**Task details**
Produce a verbatim copy of the entries listed below.

════

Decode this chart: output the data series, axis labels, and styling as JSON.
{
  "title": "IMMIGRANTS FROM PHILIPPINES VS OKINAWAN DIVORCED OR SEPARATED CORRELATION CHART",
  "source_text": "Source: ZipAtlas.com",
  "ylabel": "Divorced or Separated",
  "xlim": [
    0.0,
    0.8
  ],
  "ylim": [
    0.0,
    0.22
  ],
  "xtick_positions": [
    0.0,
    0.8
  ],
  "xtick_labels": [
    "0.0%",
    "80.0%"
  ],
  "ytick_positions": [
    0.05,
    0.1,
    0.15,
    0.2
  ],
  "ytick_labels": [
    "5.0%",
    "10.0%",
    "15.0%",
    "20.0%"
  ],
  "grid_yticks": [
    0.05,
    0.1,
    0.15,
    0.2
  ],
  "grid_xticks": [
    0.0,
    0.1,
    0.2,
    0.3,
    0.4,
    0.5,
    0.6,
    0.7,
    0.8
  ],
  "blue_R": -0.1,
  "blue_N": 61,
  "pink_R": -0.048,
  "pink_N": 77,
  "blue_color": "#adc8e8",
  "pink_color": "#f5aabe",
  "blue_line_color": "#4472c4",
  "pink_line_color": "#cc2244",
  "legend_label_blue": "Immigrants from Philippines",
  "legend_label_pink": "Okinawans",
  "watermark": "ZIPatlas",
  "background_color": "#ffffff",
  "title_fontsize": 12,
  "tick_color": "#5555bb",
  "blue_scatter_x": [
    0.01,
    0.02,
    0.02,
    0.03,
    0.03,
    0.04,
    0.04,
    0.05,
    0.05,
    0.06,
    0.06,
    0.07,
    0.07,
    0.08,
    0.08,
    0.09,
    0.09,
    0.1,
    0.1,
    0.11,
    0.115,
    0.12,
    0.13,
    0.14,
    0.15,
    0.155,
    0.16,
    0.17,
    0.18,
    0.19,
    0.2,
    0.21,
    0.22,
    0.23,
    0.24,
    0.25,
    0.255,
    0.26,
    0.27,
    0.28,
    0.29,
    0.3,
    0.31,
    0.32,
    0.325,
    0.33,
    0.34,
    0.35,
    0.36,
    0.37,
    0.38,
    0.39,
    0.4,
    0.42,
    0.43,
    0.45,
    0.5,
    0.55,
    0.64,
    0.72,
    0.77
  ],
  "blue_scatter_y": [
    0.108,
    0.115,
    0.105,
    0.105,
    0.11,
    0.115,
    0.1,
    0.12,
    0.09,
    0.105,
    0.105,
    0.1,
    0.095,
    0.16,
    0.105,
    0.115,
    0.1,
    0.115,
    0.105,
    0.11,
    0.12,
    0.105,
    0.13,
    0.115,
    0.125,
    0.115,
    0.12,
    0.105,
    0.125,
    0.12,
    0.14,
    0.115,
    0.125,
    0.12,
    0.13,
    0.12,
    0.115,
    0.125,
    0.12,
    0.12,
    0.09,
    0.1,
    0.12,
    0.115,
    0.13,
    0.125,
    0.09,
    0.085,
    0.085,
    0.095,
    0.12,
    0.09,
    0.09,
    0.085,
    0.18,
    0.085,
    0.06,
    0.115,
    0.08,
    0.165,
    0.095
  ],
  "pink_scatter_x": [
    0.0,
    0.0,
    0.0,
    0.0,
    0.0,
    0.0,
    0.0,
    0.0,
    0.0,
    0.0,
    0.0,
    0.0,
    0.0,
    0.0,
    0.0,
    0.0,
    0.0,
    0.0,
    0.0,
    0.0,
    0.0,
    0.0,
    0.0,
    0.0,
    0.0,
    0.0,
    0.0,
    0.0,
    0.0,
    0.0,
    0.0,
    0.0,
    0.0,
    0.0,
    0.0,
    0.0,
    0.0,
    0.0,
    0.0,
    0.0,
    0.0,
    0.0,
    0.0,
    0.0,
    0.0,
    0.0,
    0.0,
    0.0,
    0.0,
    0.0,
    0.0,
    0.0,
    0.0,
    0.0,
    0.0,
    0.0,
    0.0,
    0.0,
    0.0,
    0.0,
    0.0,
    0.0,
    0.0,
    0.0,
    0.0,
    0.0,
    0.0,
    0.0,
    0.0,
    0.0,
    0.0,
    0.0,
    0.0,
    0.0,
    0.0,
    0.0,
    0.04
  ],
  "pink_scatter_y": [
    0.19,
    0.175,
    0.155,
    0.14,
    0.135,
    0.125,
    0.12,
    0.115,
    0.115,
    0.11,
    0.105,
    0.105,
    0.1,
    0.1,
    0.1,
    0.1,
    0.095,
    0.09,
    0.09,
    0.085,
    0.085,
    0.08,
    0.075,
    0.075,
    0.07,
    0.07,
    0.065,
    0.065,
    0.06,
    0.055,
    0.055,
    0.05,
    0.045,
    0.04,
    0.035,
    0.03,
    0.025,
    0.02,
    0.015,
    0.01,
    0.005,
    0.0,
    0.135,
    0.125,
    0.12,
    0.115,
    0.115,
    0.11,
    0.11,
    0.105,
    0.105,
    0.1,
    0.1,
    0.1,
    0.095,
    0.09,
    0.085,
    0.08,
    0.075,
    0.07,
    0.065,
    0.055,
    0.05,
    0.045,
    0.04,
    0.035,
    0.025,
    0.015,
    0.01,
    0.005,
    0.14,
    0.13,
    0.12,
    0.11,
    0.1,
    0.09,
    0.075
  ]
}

════

**Full answer**
Decode this chart: output the data series, axis labels, and styling as JSON.
{
  "title": "IMMIGRANTS FROM PHILIPPINES VS OKINAWAN DIVORCED OR SEPARATED CORRELATION CHART",
  "source_text": "Source: ZipAtlas.com",
  "ylabel": "Divorced or Separated",
  "xlim": [
    0.0,
    0.8
  ],
  "ylim": [
    0.0,
    0.22
  ],
  "xtick_positions": [
    0.0,
    0.8
  ],
  "xtick_labels": [
    "0.0%",
    "80.0%"
  ],
  "ytick_positions": [
    0.05,
    0.1,
    0.15,
    0.2
  ],
  "ytick_labels": [
    "5.0%",
    "10.0%",
    "15.0%",
    "20.0%"
  ],
  "grid_yticks": [
    0.05,
    0.1,
    0.15,
    0.2
  ],
  "grid_xticks": [
    0.0,
    0.1,
    0.2,
    0.3,
    0.4,
    0.5,
    0.6,
    0.7,
    0.8
  ],
  "blue_R": -0.1,
  "blue_N": 61,
  "pink_R": -0.048,
  "pink_N": 77,
  "blue_color": "#adc8e8",
  "pink_color": "#f5aabe",
  "blue_line_color": "#4472c4",
  "pink_line_color": "#cc2244",
  "legend_label_blue": "Immigrants from Philippines",
  "legend_label_pink": "Okinawans",
  "watermark": "ZIPatlas",
  "background_color": "#ffffff",
  "title_fontsize": 12,
  "tick_color": "#5555bb",
  "blue_scatter_x": [
    0.01,
    0.02,
    0.02,
    0.03,
    0.03,
    0.04,
    0.04,
    0.05,
    0.05,
    0.06,
    0.06,
    0.07,
    0.07,
    0.08,
    0.08,
    0.09,
    0.09,
    0.1,
    0.1,
    0.11,
    0.115,
    0.12,
    0.13,
    0.14,
    0.15,
    0.155,
    0.16,
    0.17,
    0.18,
    0.19,
    0.2,
    0.21,
    0.22,
    0.23,
    0.24,
    0.25,
    0.255,
    0.26,
    0.27,
    0.28,
    0.29,
    0.3,
    0.31,
    0.32,
    0.325,
    0.33,
    0.34,
    0.35,
    0.36,
    0.37,
    0.38,
    0.39,
    0.4,
    0.42,
    0.43,
    0.45,
    0.5,
    0.55,
    0.64,
    0.72,
    0.77
  ],
  "blue_scatter_y": [
    0.108,
    0.115,
    0.105,
    0.105,
    0.11,
    0.115,
    0.1,
    0.12,
    0.09,
    0.105,
    0.105,
    0.1,
    0.095,
    0.16,
    0.105,
    0.115,
    0.1,
    0.115,
    0.105,
    0.11,
    0.12,
    0.105,
    0.13,
    0.115,
    0.125,
    0.115,
    0.12,
    0.105,
    0.125,
    0.12,
    0.14,
    0.115,
    0.125,
    0.12,
    0.13,
    0.12,
    0.115,
    0.125,
    0.12,
    0.12,
    0.09,
    0.1,
    0.12,
    0.115,
    0.13,
    0.125,
    0.09,
    0.085,
    0.085,
    0.095,
    0.12,
    0.09,
    0.09,
    0.085,
    0.18,
    0.085,
    0.06,
    0.115,
    0.08,
    0.165,
    0.095
  ],
  "pink_scatter_x": [
    0.0,
    0.0,
    0.0,
    0.0,
    0.0,
    0.0,
    0.0,
    0.0,
    0.0,
    0.0,
    0.0,
    0.0,
    0.0,
    0.0,
    0.0,
    0.0,
    0.0,
    0.0,
    0.0,
    0.0,
    0.0,
    0.0,
    0.0,
    0.0,
    0.0,
    0.0,
    0.0,
    0.0,
    0.0,
    0.0,
    0.0,
    0.0,
    0.0,
    0.0,
    0.0,
    0.0,
    0.0,
    0.0,
    0.0,
    0.0,
    0.0,
    0.0,
    0.0,
    0.0,
    0.0,
    0.0,
    0.0,
    0.0,
    0.0,
    0.0,
    0.0,
    0.0,
    0.0,
    0.0,
    0.0,
    0.0,
    0.0,
    0.0,
    0.0,
    0.0,
    0.0,
    0.0,
    0.0,
    0.0,
    0.0,
    0.0,
    0.0,
    0.0,
    0.0,
    0.0,
    0.0,
    0.0,
    0.0,
    0.0,
    0.0,
    0.0,
    0.04
  ],
  "pink_scatter_y": [
    0.19,
    0.175,
    0.155,
    0.14,
    0.135,
    0.125,
    0.12,
    0.115,
    0.115,
    0.11,
    0.105,
    0.105,
    0.1,
    0.1,
    0.1,
    0.1,
    0.095,
    0.09,
    0.09,
    0.085,
    0.085,
    0.08,
    0.075,
    0.075,
    0.07,
    0.07,
    0.065,
    0.065,
    0.06,
    0.055,
    0.055,
    0.05,
    0.045,
    0.04,
    0.035,
    0.03,
    0.025,
    0.02,
    0.015,
    0.01,
    0.005,
    0.0,
    0.135,
    0.125,
    0.12,
    0.115,
    0.115,
    0.11,
    0.11,
    0.105,
    0.105,
    0.1,
    0.1,
    0.1,
    0.095,
    0.09,
    0.085,
    0.08,
    0.075,
    0.07,
    0.065,
    0.055,
    0.05,
    0.045,
    0.04,
    0.035,
    0.025,
    0.015,
    0.01,
    0.005,
    0.14,
    0.13,
    0.12,
    0.11,
    0.1,
    0.09,
    0.075
  ]
}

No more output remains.